§ What the exercise asks: Go through the entries below and collect each line with the string "MAILING" in it.

Dataset entries
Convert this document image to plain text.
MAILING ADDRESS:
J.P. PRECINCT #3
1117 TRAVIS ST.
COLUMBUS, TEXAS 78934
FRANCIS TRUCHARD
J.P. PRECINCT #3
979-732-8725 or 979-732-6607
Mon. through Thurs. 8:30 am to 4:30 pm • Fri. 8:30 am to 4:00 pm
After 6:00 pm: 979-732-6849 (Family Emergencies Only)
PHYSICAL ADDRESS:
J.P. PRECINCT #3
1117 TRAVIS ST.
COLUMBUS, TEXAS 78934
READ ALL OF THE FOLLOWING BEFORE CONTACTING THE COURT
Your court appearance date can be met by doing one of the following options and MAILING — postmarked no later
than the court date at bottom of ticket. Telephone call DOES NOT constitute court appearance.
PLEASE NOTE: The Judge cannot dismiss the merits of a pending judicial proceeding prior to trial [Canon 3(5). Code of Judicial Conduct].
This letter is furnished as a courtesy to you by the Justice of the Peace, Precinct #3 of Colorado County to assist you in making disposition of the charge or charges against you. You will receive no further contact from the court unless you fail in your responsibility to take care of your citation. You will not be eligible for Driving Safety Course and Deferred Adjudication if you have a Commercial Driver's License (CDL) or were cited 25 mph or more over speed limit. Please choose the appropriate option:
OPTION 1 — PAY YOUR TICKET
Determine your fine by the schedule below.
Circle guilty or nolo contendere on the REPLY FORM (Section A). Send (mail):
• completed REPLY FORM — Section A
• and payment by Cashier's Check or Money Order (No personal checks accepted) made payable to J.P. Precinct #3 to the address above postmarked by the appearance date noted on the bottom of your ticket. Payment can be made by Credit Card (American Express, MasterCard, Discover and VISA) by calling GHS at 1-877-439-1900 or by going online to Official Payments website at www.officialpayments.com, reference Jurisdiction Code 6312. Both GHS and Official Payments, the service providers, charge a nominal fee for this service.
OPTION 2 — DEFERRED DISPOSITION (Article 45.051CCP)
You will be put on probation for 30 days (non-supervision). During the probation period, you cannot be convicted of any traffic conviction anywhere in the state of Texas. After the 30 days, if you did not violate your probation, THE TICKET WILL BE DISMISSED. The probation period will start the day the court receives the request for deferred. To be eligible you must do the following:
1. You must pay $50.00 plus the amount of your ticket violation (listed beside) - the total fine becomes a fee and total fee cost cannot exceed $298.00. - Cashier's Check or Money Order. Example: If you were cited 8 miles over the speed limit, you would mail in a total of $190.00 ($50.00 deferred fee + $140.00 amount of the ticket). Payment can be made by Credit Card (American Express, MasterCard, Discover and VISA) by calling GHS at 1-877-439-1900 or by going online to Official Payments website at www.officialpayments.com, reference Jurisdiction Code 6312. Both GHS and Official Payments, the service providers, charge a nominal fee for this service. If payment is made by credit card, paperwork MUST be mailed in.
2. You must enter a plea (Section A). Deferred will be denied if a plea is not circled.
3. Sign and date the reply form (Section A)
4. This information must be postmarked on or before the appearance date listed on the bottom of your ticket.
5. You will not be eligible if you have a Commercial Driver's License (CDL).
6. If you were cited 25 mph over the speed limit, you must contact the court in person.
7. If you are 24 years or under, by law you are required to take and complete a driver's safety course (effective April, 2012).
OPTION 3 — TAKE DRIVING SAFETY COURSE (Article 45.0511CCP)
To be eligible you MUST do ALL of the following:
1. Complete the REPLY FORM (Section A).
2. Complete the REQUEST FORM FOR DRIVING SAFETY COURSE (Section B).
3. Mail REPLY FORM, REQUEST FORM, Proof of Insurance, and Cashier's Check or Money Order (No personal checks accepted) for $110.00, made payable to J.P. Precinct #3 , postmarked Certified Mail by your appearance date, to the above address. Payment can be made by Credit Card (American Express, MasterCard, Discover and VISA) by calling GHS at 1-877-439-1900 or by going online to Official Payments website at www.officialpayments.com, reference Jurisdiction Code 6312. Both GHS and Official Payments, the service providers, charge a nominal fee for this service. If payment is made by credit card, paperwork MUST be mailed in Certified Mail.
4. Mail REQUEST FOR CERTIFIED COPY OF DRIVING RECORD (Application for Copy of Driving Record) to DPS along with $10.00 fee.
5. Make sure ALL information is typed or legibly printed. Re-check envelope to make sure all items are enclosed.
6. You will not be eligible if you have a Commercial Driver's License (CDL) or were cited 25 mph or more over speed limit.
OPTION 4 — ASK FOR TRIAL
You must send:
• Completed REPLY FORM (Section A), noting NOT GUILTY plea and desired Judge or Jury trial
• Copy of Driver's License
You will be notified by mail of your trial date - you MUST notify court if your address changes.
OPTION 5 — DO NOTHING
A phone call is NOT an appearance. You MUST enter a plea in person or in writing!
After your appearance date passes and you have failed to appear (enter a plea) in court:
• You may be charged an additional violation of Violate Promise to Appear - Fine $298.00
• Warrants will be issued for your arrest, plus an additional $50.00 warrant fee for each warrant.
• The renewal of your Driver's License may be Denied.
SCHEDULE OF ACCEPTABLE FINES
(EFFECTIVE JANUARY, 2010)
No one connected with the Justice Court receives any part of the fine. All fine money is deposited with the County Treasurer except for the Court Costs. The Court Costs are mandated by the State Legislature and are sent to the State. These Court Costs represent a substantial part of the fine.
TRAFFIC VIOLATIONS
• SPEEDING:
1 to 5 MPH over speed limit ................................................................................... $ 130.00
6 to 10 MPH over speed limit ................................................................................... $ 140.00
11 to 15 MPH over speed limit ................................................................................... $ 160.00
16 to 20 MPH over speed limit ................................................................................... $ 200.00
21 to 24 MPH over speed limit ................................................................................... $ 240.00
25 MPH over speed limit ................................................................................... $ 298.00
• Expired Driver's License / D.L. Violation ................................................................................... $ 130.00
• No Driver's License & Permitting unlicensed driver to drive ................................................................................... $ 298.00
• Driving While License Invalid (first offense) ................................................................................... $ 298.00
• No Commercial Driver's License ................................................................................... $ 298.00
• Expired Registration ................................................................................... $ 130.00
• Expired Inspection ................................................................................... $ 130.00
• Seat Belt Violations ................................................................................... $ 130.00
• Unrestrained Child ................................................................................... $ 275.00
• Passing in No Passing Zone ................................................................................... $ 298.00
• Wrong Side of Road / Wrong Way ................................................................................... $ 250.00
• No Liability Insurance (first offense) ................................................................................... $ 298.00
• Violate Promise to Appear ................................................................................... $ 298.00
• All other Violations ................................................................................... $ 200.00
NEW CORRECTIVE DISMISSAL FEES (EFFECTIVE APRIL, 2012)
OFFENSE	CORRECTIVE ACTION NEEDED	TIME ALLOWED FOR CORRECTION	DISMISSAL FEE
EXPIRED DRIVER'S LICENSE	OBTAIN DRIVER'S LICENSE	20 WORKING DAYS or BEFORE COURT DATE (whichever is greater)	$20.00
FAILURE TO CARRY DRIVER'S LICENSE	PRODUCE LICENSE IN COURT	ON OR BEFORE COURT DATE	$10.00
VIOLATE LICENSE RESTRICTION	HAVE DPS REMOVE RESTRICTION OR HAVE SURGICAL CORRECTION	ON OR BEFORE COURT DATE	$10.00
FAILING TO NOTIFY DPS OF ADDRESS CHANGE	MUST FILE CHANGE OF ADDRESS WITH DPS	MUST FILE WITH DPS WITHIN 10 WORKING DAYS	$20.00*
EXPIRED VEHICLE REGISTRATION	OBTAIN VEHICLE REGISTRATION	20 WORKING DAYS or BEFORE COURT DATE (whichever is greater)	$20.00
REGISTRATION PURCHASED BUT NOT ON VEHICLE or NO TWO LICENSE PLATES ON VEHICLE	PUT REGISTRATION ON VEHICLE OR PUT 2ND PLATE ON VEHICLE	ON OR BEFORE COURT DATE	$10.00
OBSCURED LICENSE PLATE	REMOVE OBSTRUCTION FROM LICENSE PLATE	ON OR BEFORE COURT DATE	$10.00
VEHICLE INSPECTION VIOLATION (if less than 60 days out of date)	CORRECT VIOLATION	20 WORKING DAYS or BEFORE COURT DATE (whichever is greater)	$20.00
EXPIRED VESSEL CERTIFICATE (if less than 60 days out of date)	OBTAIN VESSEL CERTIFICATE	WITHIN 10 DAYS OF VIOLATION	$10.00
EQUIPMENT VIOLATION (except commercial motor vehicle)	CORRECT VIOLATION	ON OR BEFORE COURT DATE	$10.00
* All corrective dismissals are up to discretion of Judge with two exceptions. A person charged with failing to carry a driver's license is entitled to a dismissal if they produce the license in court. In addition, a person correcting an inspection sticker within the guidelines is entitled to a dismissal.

§ Final result:
MAILING ADDRESS:
Your court appearance date can be met by doing one of the following options and MAILING — postmarked no later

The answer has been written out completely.